→ **GOAL**
Strip the pictures and reproduce the rest of the listing exactly.
*** MATERIAL FOR THIS EXERCISE
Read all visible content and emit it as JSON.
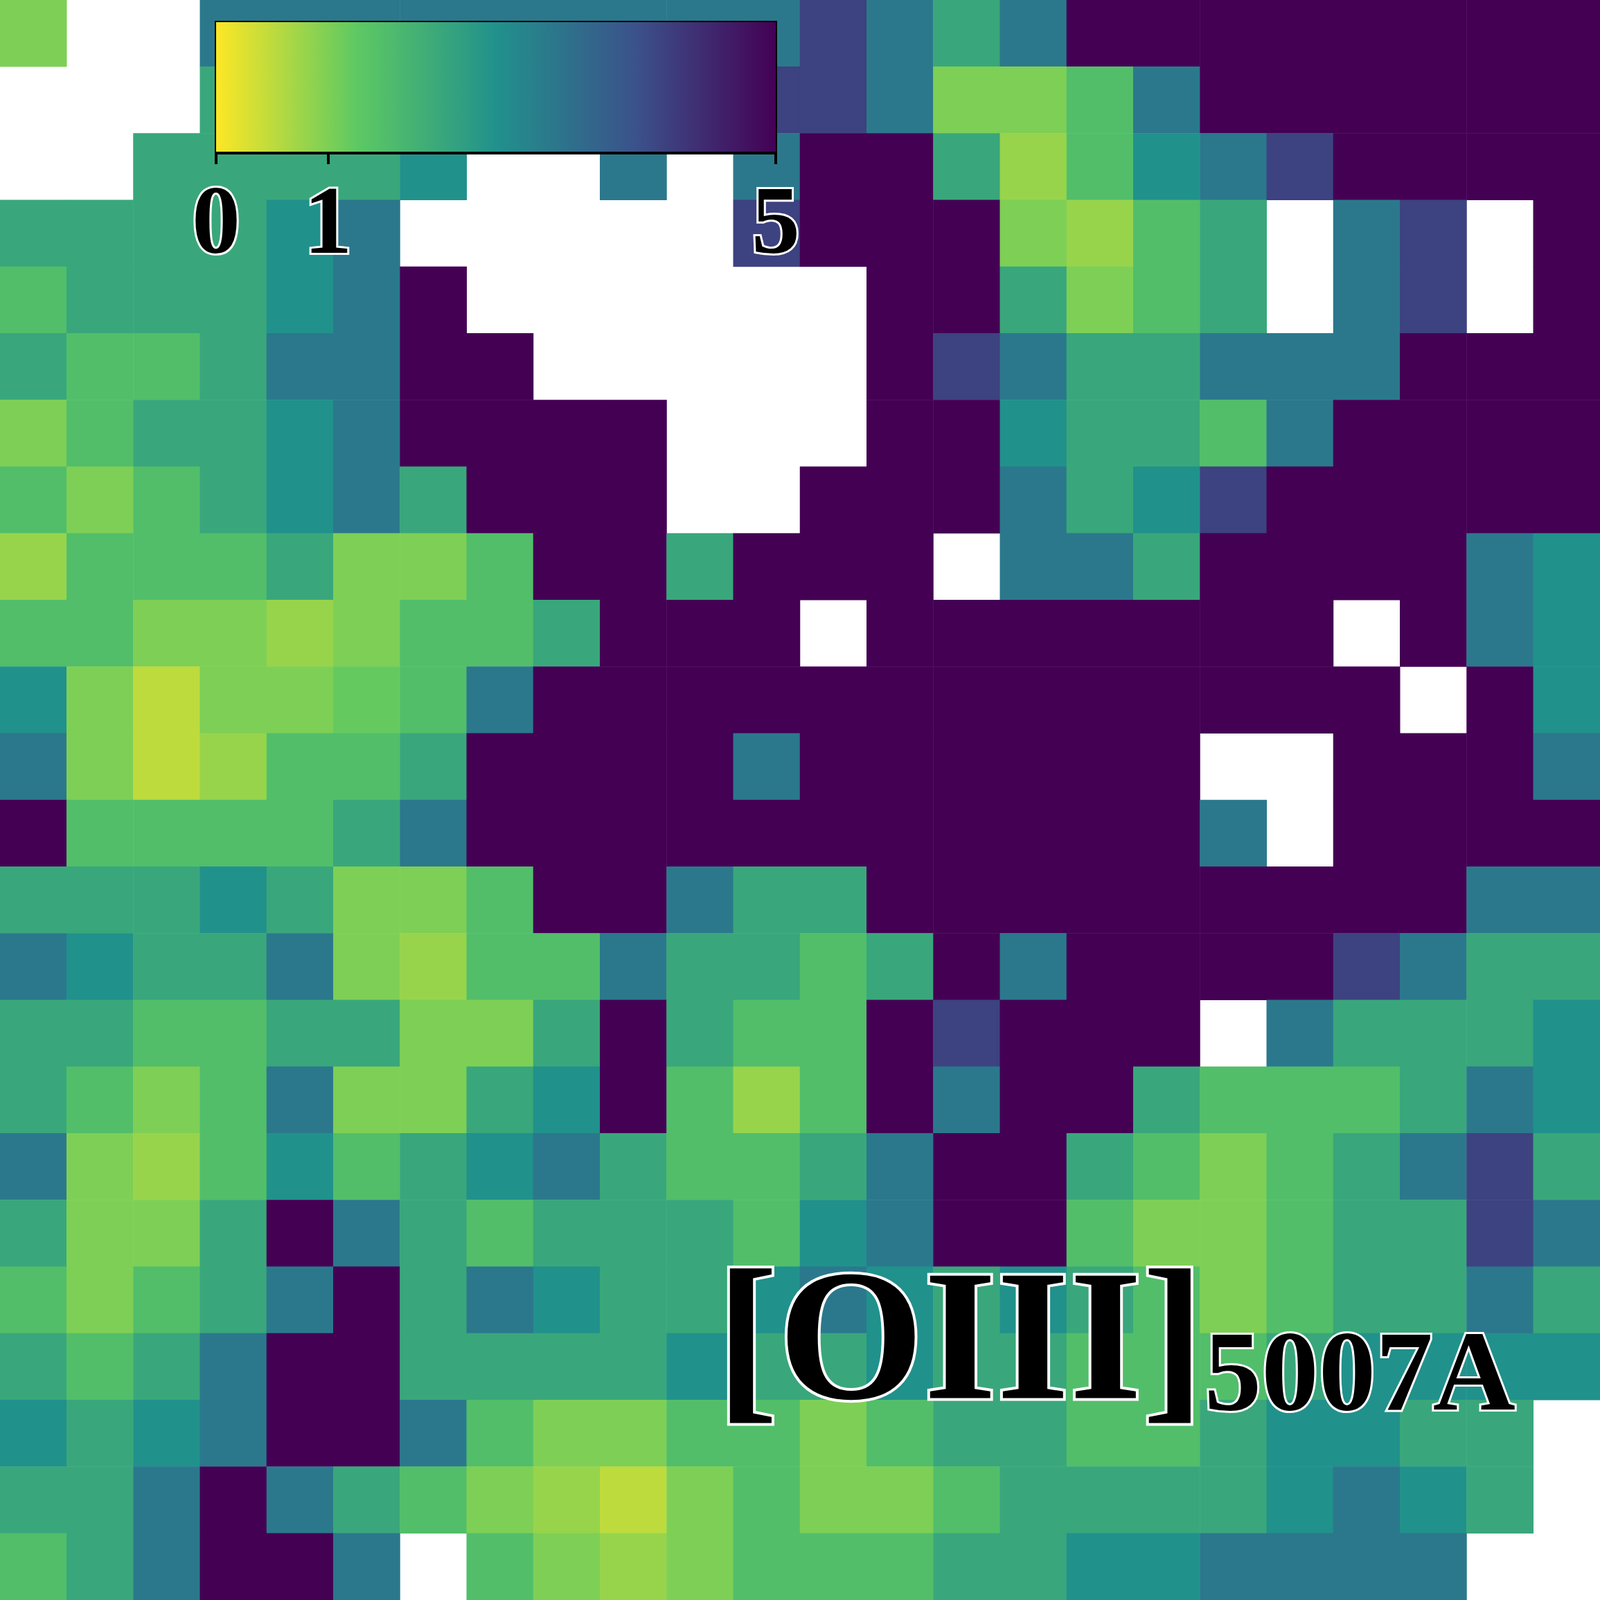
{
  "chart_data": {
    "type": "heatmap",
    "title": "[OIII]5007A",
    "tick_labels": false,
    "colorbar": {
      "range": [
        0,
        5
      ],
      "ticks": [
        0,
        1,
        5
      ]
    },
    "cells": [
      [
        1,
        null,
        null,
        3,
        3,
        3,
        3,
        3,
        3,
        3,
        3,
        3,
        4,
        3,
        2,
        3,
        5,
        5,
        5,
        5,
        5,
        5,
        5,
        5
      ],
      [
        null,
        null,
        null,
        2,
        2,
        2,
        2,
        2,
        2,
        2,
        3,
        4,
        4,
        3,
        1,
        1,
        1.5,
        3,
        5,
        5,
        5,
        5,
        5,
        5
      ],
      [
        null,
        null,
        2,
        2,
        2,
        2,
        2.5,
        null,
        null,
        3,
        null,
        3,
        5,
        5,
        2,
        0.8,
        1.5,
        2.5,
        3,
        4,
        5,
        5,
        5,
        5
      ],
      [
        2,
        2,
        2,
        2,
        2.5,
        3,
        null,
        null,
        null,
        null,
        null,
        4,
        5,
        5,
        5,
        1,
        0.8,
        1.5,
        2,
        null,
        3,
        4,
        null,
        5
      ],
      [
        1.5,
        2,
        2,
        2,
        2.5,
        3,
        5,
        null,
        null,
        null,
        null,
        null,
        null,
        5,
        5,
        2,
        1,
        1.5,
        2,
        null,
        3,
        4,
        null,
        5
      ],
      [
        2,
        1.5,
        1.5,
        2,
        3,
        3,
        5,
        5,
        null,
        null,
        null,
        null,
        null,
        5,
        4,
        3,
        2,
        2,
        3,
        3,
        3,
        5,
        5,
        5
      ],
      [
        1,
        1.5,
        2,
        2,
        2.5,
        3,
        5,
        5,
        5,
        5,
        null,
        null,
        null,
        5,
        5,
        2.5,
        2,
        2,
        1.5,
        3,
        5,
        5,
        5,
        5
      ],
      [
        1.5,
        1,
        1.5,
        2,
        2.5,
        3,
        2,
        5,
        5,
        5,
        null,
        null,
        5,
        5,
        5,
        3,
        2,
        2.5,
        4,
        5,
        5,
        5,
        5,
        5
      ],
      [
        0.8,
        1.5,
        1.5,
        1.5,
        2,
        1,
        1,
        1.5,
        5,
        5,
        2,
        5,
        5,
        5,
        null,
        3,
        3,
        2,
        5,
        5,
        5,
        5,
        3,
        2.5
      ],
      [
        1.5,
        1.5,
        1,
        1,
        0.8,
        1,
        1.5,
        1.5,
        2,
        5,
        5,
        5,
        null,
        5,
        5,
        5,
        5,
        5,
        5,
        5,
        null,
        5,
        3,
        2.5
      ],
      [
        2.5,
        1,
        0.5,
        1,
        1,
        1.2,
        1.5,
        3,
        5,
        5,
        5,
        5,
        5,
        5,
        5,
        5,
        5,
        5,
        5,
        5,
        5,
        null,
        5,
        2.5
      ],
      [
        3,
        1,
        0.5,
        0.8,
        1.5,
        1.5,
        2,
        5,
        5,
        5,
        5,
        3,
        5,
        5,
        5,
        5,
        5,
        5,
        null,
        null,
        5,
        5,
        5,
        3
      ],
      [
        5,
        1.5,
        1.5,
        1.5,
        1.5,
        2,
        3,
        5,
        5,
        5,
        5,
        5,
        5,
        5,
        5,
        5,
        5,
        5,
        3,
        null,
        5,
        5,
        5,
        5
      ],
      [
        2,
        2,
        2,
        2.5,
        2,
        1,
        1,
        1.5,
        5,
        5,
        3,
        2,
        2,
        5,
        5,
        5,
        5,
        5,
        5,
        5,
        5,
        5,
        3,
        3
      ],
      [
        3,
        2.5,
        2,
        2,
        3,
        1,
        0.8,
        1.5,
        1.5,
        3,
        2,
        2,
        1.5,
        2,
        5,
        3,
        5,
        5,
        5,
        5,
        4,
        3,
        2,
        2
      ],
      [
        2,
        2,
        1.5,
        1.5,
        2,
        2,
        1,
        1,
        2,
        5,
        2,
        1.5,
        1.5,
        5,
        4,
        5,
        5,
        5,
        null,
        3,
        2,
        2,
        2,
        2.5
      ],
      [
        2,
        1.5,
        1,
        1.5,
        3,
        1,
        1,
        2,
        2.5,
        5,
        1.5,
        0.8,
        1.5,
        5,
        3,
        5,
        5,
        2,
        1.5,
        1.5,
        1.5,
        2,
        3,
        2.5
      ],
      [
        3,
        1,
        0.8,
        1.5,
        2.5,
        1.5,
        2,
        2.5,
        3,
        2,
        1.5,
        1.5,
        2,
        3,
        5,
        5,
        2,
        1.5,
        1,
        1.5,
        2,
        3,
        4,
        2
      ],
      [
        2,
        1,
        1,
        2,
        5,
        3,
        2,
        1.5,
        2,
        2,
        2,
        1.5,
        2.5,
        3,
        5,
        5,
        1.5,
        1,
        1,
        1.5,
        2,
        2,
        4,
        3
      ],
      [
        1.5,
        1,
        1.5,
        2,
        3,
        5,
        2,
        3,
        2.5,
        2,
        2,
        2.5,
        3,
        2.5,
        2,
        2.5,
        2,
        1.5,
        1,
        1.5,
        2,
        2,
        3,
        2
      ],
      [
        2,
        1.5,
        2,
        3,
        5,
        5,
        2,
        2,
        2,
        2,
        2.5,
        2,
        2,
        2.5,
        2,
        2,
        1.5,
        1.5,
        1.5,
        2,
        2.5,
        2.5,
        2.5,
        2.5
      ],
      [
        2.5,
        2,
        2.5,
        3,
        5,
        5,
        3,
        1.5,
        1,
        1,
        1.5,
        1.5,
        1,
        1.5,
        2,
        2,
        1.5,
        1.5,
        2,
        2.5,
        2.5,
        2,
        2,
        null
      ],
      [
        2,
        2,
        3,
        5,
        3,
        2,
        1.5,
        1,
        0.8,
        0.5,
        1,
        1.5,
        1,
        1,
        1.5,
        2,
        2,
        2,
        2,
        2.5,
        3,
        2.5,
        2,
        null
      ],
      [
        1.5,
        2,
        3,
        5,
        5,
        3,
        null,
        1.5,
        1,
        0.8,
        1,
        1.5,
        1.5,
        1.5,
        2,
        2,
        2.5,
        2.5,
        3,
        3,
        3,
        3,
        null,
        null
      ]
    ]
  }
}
******
→ **OUTPUT FOR THIS TASK**
Read all visible content and emit it as JSON.
{
  "chart_data": {
    "type": "heatmap",
    "title": "[OIII]5007A",
    "tick_labels": false,
    "colorbar": {
      "range": [
        0,
        5
      ],
      "ticks": [
        0,
        1,
        5
      ]
    },
    "cells": [
      [
        1,
        null,
        null,
        3,
        3,
        3,
        3,
        3,
        3,
        3,
        3,
        3,
        4,
        3,
        2,
        3,
        5,
        5,
        5,
        5,
        5,
        5,
        5,
        5
      ],
      [
        null,
        null,
        null,
        2,
        2,
        2,
        2,
        2,
        2,
        2,
        3,
        4,
        4,
        3,
        1,
        1,
        1.5,
        3,
        5,
        5,
        5,
        5,
        5,
        5
      ],
      [
        null,
        null,
        2,
        2,
        2,
        2,
        2.5,
        null,
        null,
        3,
        null,
        3,
        5,
        5,
        2,
        0.8,
        1.5,
        2.5,
        3,
        4,
        5,
        5,
        5,
        5
      ],
      [
        2,
        2,
        2,
        2,
        2.5,
        3,
        null,
        null,
        null,
        null,
        null,
        4,
        5,
        5,
        5,
        1,
        0.8,
        1.5,
        2,
        null,
        3,
        4,
        null,
        5
      ],
      [
        1.5,
        2,
        2,
        2,
        2.5,
        3,
        5,
        null,
        null,
        null,
        null,
        null,
        null,
        5,
        5,
        2,
        1,
        1.5,
        2,
        null,
        3,
        4,
        null,
        5
      ],
      [
        2,
        1.5,
        1.5,
        2,
        3,
        3,
        5,
        5,
        null,
        null,
        null,
        null,
        null,
        5,
        4,
        3,
        2,
        2,
        3,
        3,
        3,
        5,
        5,
        5
      ],
      [
        1,
        1.5,
        2,
        2,
        2.5,
        3,
        5,
        5,
        5,
        5,
        null,
        null,
        null,
        5,
        5,
        2.5,
        2,
        2,
        1.5,
        3,
        5,
        5,
        5,
        5
      ],
      [
        1.5,
        1,
        1.5,
        2,
        2.5,
        3,
        2,
        5,
        5,
        5,
        null,
        null,
        5,
        5,
        5,
        3,
        2,
        2.5,
        4,
        5,
        5,
        5,
        5,
        5
      ],
      [
        0.8,
        1.5,
        1.5,
        1.5,
        2,
        1,
        1,
        1.5,
        5,
        5,
        2,
        5,
        5,
        5,
        null,
        3,
        3,
        2,
        5,
        5,
        5,
        5,
        3,
        2.5
      ],
      [
        1.5,
        1.5,
        1,
        1,
        0.8,
        1,
        1.5,
        1.5,
        2,
        5,
        5,
        5,
        null,
        5,
        5,
        5,
        5,
        5,
        5,
        5,
        null,
        5,
        3,
        2.5
      ],
      [
        2.5,
        1,
        0.5,
        1,
        1,
        1.2,
        1.5,
        3,
        5,
        5,
        5,
        5,
        5,
        5,
        5,
        5,
        5,
        5,
        5,
        5,
        5,
        null,
        5,
        2.5
      ],
      [
        3,
        1,
        0.5,
        0.8,
        1.5,
        1.5,
        2,
        5,
        5,
        5,
        5,
        3,
        5,
        5,
        5,
        5,
        5,
        5,
        null,
        null,
        5,
        5,
        5,
        3
      ],
      [
        5,
        1.5,
        1.5,
        1.5,
        1.5,
        2,
        3,
        5,
        5,
        5,
        5,
        5,
        5,
        5,
        5,
        5,
        5,
        5,
        3,
        null,
        5,
        5,
        5,
        5
      ],
      [
        2,
        2,
        2,
        2.5,
        2,
        1,
        1,
        1.5,
        5,
        5,
        3,
        2,
        2,
        5,
        5,
        5,
        5,
        5,
        5,
        5,
        5,
        5,
        3,
        3
      ],
      [
        3,
        2.5,
        2,
        2,
        3,
        1,
        0.8,
        1.5,
        1.5,
        3,
        2,
        2,
        1.5,
        2,
        5,
        3,
        5,
        5,
        5,
        5,
        4,
        3,
        2,
        2
      ],
      [
        2,
        2,
        1.5,
        1.5,
        2,
        2,
        1,
        1,
        2,
        5,
        2,
        1.5,
        1.5,
        5,
        4,
        5,
        5,
        5,
        null,
        3,
        2,
        2,
        2,
        2.5
      ],
      [
        2,
        1.5,
        1,
        1.5,
        3,
        1,
        1,
        2,
        2.5,
        5,
        1.5,
        0.8,
        1.5,
        5,
        3,
        5,
        5,
        2,
        1.5,
        1.5,
        1.5,
        2,
        3,
        2.5
      ],
      [
        3,
        1,
        0.8,
        1.5,
        2.5,
        1.5,
        2,
        2.5,
        3,
        2,
        1.5,
        1.5,
        2,
        3,
        5,
        5,
        2,
        1.5,
        1,
        1.5,
        2,
        3,
        4,
        2
      ],
      [
        2,
        1,
        1,
        2,
        5,
        3,
        2,
        1.5,
        2,
        2,
        2,
        1.5,
        2.5,
        3,
        5,
        5,
        1.5,
        1,
        1,
        1.5,
        2,
        2,
        4,
        3
      ],
      [
        1.5,
        1,
        1.5,
        2,
        3,
        5,
        2,
        3,
        2.5,
        2,
        2,
        2.5,
        3,
        2.5,
        2,
        2.5,
        2,
        1.5,
        1,
        1.5,
        2,
        2,
        3,
        2
      ],
      [
        2,
        1.5,
        2,
        3,
        5,
        5,
        2,
        2,
        2,
        2,
        2.5,
        2,
        2,
        2.5,
        2,
        2,
        1.5,
        1.5,
        1.5,
        2,
        2.5,
        2.5,
        2.5,
        2.5
      ],
      [
        2.5,
        2,
        2.5,
        3,
        5,
        5,
        3,
        1.5,
        1,
        1,
        1.5,
        1.5,
        1,
        1.5,
        2,
        2,
        1.5,
        1.5,
        2,
        2.5,
        2.5,
        2,
        2,
        null
      ],
      [
        2,
        2,
        3,
        5,
        3,
        2,
        1.5,
        1,
        0.8,
        0.5,
        1,
        1.5,
        1,
        1,
        1.5,
        2,
        2,
        2,
        2,
        2.5,
        3,
        2.5,
        2,
        null
      ],
      [
        1.5,
        2,
        3,
        5,
        5,
        3,
        null,
        1.5,
        1,
        0.8,
        1,
        1.5,
        1.5,
        1.5,
        2,
        2,
        2.5,
        2.5,
        3,
        3,
        3,
        3,
        null,
        null
      ]
    ]
  }
}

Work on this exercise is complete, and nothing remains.